## [Brief]
The records that follow are to be repeated without alteration.

## [Items]

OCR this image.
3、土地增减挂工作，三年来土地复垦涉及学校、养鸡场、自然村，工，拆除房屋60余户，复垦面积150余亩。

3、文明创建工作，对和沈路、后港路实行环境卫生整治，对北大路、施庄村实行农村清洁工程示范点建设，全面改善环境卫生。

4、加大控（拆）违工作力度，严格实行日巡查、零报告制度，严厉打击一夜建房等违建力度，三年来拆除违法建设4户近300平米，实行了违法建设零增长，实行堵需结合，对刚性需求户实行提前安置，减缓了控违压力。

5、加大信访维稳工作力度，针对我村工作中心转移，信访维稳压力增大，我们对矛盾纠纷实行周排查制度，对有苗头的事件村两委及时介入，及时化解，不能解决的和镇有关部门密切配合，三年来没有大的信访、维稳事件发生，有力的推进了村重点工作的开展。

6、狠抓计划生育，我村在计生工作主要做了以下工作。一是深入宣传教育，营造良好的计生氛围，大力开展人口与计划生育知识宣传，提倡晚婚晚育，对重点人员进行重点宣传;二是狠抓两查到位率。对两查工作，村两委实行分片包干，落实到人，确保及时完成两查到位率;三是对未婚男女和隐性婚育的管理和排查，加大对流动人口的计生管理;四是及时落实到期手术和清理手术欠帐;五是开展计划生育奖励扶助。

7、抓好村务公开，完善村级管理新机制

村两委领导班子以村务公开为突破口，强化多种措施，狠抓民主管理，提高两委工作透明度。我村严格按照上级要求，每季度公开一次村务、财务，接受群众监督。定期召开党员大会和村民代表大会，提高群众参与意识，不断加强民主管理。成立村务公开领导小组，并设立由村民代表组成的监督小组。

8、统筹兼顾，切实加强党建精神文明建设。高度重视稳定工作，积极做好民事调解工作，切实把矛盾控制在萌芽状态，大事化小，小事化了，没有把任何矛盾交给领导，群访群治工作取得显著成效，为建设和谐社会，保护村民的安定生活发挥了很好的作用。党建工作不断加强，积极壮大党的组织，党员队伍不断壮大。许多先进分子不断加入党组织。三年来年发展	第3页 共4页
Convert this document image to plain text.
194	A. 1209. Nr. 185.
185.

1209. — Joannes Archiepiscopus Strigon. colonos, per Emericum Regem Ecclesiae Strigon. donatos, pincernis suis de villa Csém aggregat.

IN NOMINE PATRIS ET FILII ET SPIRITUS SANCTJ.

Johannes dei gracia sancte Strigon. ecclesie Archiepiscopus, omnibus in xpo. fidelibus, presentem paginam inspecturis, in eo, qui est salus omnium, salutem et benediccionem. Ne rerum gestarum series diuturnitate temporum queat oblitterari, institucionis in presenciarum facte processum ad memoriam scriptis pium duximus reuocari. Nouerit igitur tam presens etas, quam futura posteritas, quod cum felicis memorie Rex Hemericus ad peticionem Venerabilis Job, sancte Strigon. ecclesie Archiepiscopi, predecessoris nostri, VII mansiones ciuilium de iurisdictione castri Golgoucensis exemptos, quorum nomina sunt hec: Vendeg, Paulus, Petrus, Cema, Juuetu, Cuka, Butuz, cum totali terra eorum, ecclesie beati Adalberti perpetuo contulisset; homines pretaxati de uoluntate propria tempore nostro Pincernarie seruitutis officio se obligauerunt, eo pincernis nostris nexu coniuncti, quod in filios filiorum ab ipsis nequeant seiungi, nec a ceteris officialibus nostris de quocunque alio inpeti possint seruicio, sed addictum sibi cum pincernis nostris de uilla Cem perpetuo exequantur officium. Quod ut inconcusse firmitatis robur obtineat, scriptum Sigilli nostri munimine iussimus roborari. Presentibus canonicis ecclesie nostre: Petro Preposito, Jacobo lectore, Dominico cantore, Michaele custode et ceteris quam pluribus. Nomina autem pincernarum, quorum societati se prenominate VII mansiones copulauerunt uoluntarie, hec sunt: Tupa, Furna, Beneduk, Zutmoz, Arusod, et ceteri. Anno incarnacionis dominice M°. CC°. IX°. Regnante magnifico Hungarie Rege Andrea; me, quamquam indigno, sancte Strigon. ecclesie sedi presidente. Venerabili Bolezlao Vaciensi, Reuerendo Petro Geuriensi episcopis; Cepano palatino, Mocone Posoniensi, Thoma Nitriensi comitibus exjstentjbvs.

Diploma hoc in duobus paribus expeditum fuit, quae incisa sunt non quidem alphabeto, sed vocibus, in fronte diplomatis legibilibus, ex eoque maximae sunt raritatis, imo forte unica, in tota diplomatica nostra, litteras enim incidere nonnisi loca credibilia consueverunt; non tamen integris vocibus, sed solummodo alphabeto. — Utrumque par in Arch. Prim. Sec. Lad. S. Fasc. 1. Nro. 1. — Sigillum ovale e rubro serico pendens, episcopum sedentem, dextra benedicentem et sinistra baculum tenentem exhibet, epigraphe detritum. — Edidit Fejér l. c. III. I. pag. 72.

## [Response to this task]
OCR this image.
3、土地增减挂工作，三年来土地复垦涉及学校、养鸡场、自然村，工，拆除房屋60余户，复垦面积150余亩。

3、文明创建工作，对和沈路、后港路实行环境卫生整治，对北大路、施庄村实行农村清洁工程示范点建设，全面改善环境卫生。

4、加大控（拆）违工作力度，严格实行日巡查、零报告制度，严厉打击一夜建房等违建力度，三年来拆除违法建设4户近300平米，实行了违法建设零增长，实行堵需结合，对刚性需求户实行提前安置，减缓了控违压力。

5、加大信访维稳工作力度，针对我村工作中心转移，信访维稳压力增大，我们对矛盾纠纷实行周排查制度，对有苗头的事件村两委及时介入，及时化解，不能解决的和镇有关部门密切配合，三年来没有大的信访、维稳事件发生，有力的推进了村重点工作的开展。

6、狠抓计划生育，我村在计生工作主要做了以下工作。一是深入宣传教育，营造良好的计生氛围，大力开展人口与计划生育知识宣传，提倡晚婚晚育，对重点人员进行重点宣传;二是狠抓两查到位率。对两查工作，村两委实行分片包干，落实到人，确保及时完成两查到位率;三是对未婚男女和隐性婚育的管理和排查，加大对流动人口的计生管理;四是及时落实到期手术和清理手术欠帐;五是开展计划生育奖励扶助。

7、抓好村务公开，完善村级管理新机制

村两委领导班子以村务公开为突破口，强化多种措施，狠抓民主管理，提高两委工作透明度。我村严格按照上级要求，每季度公开一次村务、财务，接受群众监督。定期召开党员大会和村民代表大会，提高群众参与意识，不断加强民主管理。成立村务公开领导小组，并设立由村民代表组成的监督小组。

8、统筹兼顾，切实加强党建精神文明建设。高度重视稳定工作，积极做好民事调解工作，切实把矛盾控制在萌芽状态，大事化小，小事化了，没有把任何矛盾交给领导，群访群治工作取得显著成效，为建设和谐社会，保护村民的安定生活发挥了很好的作用。党建工作不断加强，积极壮大党的组织，党员队伍不断壮大。许多先进分子不断加入党组织。三年来年发展	第3页 共4页
Convert this document image to plain text.
194	A. 1209. Nr. 185.
185.

1209. — Joannes Archiepiscopus Strigon. colonos, per Emericum Regem Ecclesiae Strigon. donatos, pincernis suis de villa Csém aggregat.

IN NOMINE PATRIS ET FILII ET SPIRITUS SANCTJ.

Johannes dei gracia sancte Strigon. ecclesie Archiepiscopus, omnibus in xpo. fidelibus, presentem paginam inspecturis, in eo, qui est salus omnium, salutem et benediccionem. Ne rerum gestarum series diuturnitate temporum queat oblitterari, institucionis in presenciarum facte processum ad memoriam scriptis pium duximus reuocari. Nouerit igitur tam presens etas, quam futura posteritas, quod cum felicis memorie Rex Hemericus ad peticionem Venerabilis Job, sancte Strigon. ecclesie Archiepiscopi, predecessoris nostri, VII mansiones ciuilium de iurisdictione castri Golgoucensis exemptos, quorum nomina sunt hec: Vendeg, Paulus, Petrus, Cema, Juuetu, Cuka, Butuz, cum totali terra eorum, ecclesie beati Adalberti perpetuo contulisset; homines pretaxati de uoluntate propria tempore nostro Pincernarie seruitutis officio se obligauerunt, eo pincernis nostris nexu coniuncti, quod in filios filiorum ab ipsis nequeant seiungi, nec a ceteris officialibus nostris de quocunque alio inpeti possint seruicio, sed addictum sibi cum pincernis nostris de uilla Cem perpetuo exequantur officium. Quod ut inconcusse firmitatis robur obtineat, scriptum Sigilli nostri munimine iussimus roborari. Presentibus canonicis ecclesie nostre: Petro Preposito, Jacobo lectore, Dominico cantore, Michaele custode et ceteris quam pluribus. Nomina autem pincernarum, quorum societati se prenominate VII mansiones copulauerunt uoluntarie, hec sunt: Tupa, Furna, Beneduk, Zutmoz, Arusod, et ceteri. Anno incarnacionis dominice M°. CC°. IX°. Regnante magnifico Hungarie Rege Andrea; me, quamquam indigno, sancte Strigon. ecclesie sedi presidente. Venerabili Bolezlao Vaciensi, Reuerendo Petro Geuriensi episcopis; Cepano palatino, Mocone Posoniensi, Thoma Nitriensi comitibus exjstentjbvs.

Diploma hoc in duobus paribus expeditum fuit, quae incisa sunt non quidem alphabeto, sed vocibus, in fronte diplomatis legibilibus, ex eoque maximae sunt raritatis, imo forte unica, in tota diplomatica nostra, litteras enim incidere nonnisi loca credibilia consueverunt; non tamen integris vocibus, sed solummodo alphabeto. — Utrumque par in Arch. Prim. Sec. Lad. S. Fasc. 1. Nro. 1. — Sigillum ovale e rubro serico pendens, episcopum sedentem, dextra benedicentem et sinistra baculum tenentem exhibet, epigraphe detritum. — Edidit Fejér l. c. III. I. pag. 72.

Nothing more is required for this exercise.